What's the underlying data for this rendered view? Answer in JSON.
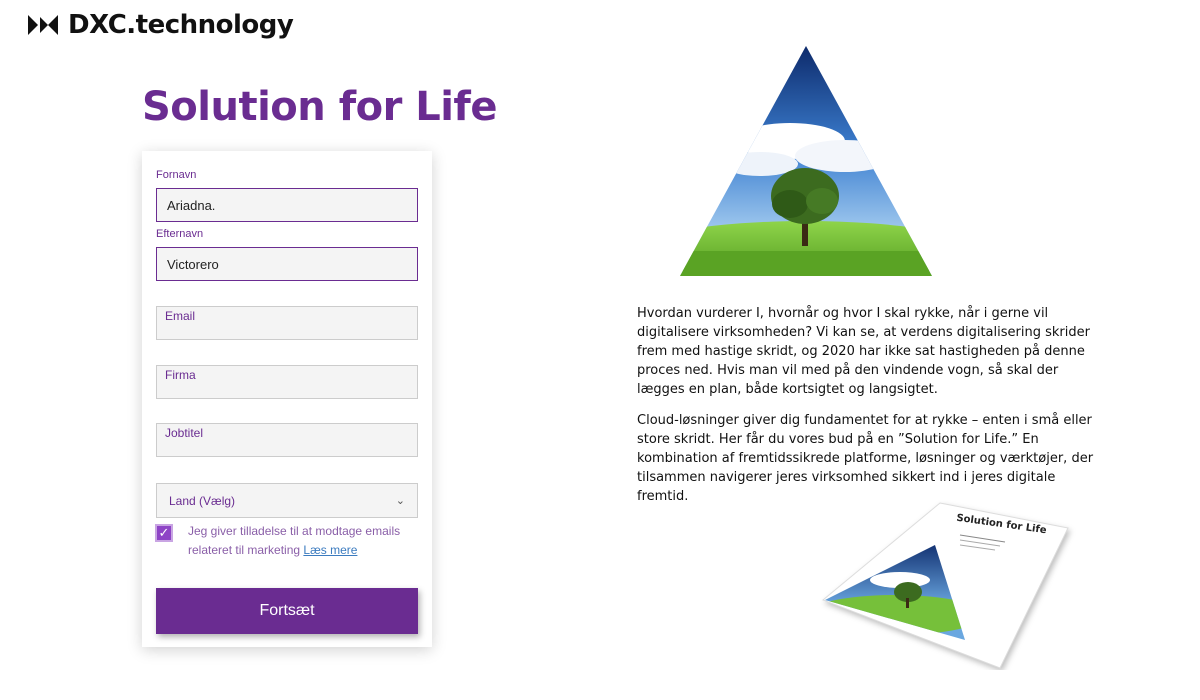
{
  "brand": {
    "name": "DXC.technology"
  },
  "page": {
    "title": "Solution for Life"
  },
  "form": {
    "first_name": {
      "label": "Fornavn",
      "value": "Ariadna."
    },
    "last_name": {
      "label": "Efternavn",
      "value": "Victorero"
    },
    "email": {
      "placeholder": "Email"
    },
    "company": {
      "placeholder": "Firma"
    },
    "job_title": {
      "placeholder": "Jobtitel"
    },
    "country": {
      "selected": "Land (Vælg)"
    },
    "consent": {
      "text": "Jeg giver tilladelse til at modtage emails relateret til marketing ",
      "link": "Læs mere",
      "checked": true
    },
    "submit_label": "Fortsæt"
  },
  "content": {
    "paragraphs": [
      "Hvordan vurderer I, hvornår og hvor I skal rykke, når i gerne vil digitalisere virksomheden? Vi kan se, at verdens digitalisering skrider frem med hastige skridt, og 2020 har ikke sat hastigheden på denne proces ned. Hvis man vil med på den vindende vogn, så skal der lægges en plan, både kortsigtet og langsigtet.",
      "Cloud-løsninger giver dig fundamentet for at rykke – enten i små eller store skridt. Her får du vores bud på en ”Solution for Life.” En kombination af fremtidssikrede platforme, løsninger og værktøjer, der tilsammen navigerer jeres virksomhed sikkert ind i jeres digitale fremtid."
    ]
  },
  "brochure": {
    "title": "Solution for Life"
  },
  "colors": {
    "brand_purple": "#6a2c91",
    "checkbox": "#8e44c6"
  },
  "icons": [
    "dxc-logo-icon",
    "chevron-down-icon",
    "checkmark-icon"
  ]
}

_ _ _ _ _

• [WRITTEN EXERCISE]: Return every line from the records above that holds the word "skridt".

• [RESPONSE TO THIS EXERCISE]:
      "Hvordan vurderer I, hvornår og hvor I skal rykke, når i gerne vil digitalisere virksomheden? Vi kan se, at verdens digitalisering skrider frem med hastige skridt, og 2020 har ikke sat hastigheden på denne proces ned. Hvis man vil med på den vindende vogn, så skal der lægges en plan, både kortsigtet og langsigtet.",
      "Cloud-løsninger giver dig fundamentet for at rykke – enten i små eller store skridt. Her får du vores bud på en ”Solution for Life.” En kombination af fremtidssikrede platforme, løsninger og værktøjer, der tilsammen navigerer jeres virksomhed sikkert ind i jeres digitale fremtid."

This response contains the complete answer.